begin Material
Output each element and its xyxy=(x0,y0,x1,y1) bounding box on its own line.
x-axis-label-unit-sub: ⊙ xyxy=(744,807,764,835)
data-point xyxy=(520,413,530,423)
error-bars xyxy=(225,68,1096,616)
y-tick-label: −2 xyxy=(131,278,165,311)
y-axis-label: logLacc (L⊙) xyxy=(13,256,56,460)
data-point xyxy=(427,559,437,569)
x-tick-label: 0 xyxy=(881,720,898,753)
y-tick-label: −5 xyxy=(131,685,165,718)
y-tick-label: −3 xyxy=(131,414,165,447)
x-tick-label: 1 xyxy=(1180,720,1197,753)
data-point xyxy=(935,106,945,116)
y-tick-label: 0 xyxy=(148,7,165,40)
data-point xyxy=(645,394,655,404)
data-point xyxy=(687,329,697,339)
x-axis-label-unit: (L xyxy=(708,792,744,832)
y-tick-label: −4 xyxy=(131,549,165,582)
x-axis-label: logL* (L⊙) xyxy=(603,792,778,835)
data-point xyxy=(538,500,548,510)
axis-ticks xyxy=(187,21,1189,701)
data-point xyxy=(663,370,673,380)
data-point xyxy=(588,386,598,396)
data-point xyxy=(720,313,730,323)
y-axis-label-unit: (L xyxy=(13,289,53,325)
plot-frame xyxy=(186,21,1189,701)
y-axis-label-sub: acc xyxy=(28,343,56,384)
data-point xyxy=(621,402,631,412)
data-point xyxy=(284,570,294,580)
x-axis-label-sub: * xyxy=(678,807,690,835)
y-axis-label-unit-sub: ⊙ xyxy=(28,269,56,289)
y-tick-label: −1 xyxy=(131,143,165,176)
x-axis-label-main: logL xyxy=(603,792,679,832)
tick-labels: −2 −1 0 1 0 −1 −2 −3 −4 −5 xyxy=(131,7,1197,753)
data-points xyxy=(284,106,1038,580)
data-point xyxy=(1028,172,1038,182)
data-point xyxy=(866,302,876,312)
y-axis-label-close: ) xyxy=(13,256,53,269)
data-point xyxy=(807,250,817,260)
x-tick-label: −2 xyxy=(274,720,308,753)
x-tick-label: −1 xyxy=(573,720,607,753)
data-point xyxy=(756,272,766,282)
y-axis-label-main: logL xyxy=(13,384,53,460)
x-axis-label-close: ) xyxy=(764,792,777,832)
end Material
Print every row above again, keeping each line character for character the same.

The response =>
Output each element and its xyxy=(x0,y0,x1,y1) bounding box on its own line.
x-axis-label-unit-sub: ⊙ xyxy=(744,807,764,835)
data-point xyxy=(520,413,530,423)
error-bars xyxy=(225,68,1096,616)
y-tick-label: −2 xyxy=(131,278,165,311)
y-axis-label: logLacc (L⊙) xyxy=(13,256,56,460)
data-point xyxy=(427,559,437,569)
x-tick-label: 0 xyxy=(881,720,898,753)
y-tick-label: −5 xyxy=(131,685,165,718)
y-tick-label: −3 xyxy=(131,414,165,447)
x-tick-label: 1 xyxy=(1180,720,1197,753)
data-point xyxy=(935,106,945,116)
y-tick-label: 0 xyxy=(148,7,165,40)
data-point xyxy=(645,394,655,404)
data-point xyxy=(687,329,697,339)
x-axis-label-unit: (L xyxy=(708,792,744,832)
y-tick-label: −4 xyxy=(131,549,165,582)
x-axis-label: logL* (L⊙) xyxy=(603,792,778,835)
data-point xyxy=(538,500,548,510)
axis-ticks xyxy=(187,21,1189,701)
data-point xyxy=(663,370,673,380)
data-point xyxy=(588,386,598,396)
data-point xyxy=(720,313,730,323)
y-axis-label-unit: (L xyxy=(13,289,53,325)
plot-frame xyxy=(186,21,1189,701)
y-axis-label-sub: acc xyxy=(28,343,56,384)
data-point xyxy=(621,402,631,412)
data-point xyxy=(284,570,294,580)
x-axis-label-sub: * xyxy=(678,807,690,835)
y-axis-label-unit-sub: ⊙ xyxy=(28,269,56,289)
y-tick-label: −1 xyxy=(131,143,165,176)
x-axis-label-main: logL xyxy=(603,792,679,832)
tick-labels: −2 −1 0 1 0 −1 −2 −3 −4 −5 xyxy=(131,7,1197,753)
data-points xyxy=(284,106,1038,580)
data-point xyxy=(1028,172,1038,182)
data-point xyxy=(866,302,876,312)
y-axis-label-close: ) xyxy=(13,256,53,269)
data-point xyxy=(807,250,817,260)
x-tick-label: −2 xyxy=(274,720,308,753)
x-tick-label: −1 xyxy=(573,720,607,753)
data-point xyxy=(756,272,766,282)
y-axis-label-main: logL xyxy=(13,384,53,460)
x-axis-label-close: ) xyxy=(764,792,777,832)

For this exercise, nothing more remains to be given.